__Task details__:
Where a line in the listing contains the string "visually", copy that line out.

** Begin Source material **

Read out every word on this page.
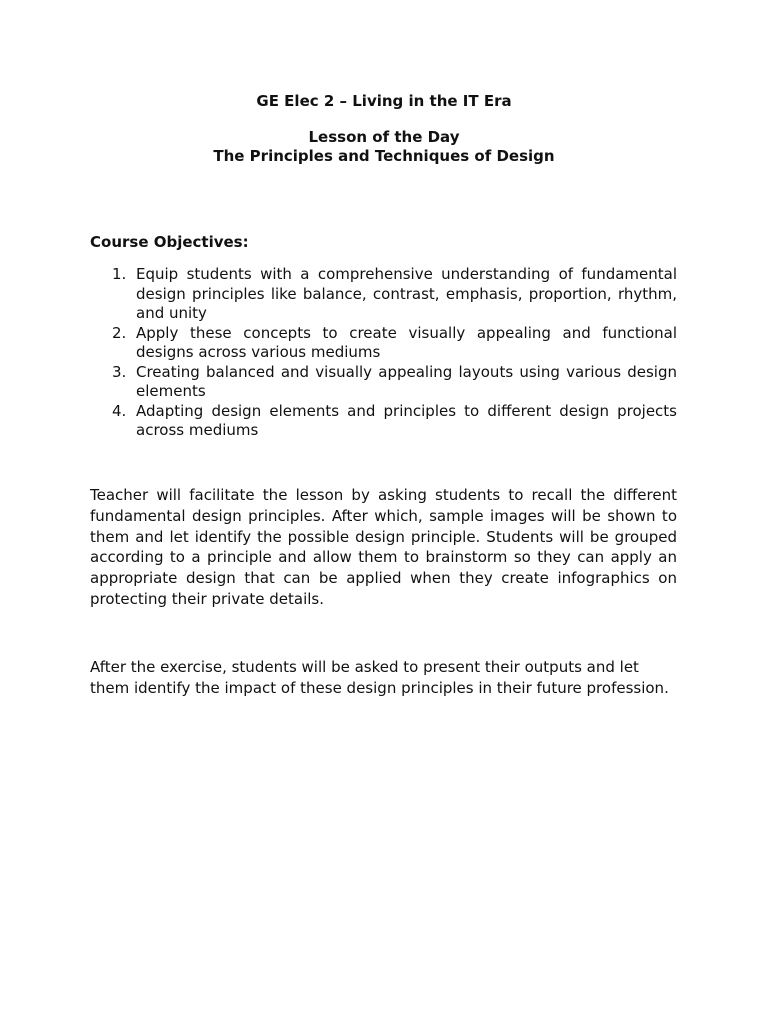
GE Elec 2 – Living in the IT Era
Lesson of the Day
The Principles and Techniques of Design
Course Objectives:
1. Equip students with a comprehensive understanding of fundamental design principles like balance, contrast, emphasis, proportion, rhythm, and unity
2. Apply these concepts to create visually appealing and functional designs across various mediums
3. Creating balanced and visually appealing layouts using various design elements
4. Adapting design elements and principles to different design projects across mediums

Teacher will facilitate the lesson by asking students to recall the different fundamental design principles. After which, sample images will be shown to them and let identify the possible design principle. Students will be grouped according to a principle and allow them to brainstorm so they can apply an appropriate design that can be applied when they create infographics on protecting their private details.

After the exercise, students will be asked to present their outputs and let them identify the impact of these design principles in their future profession.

** End Source material **

__Response__:
2. Apply these concepts to create visually appealing and functional designs across various mediums
3. Creating balanced and visually appealing layouts using various design elements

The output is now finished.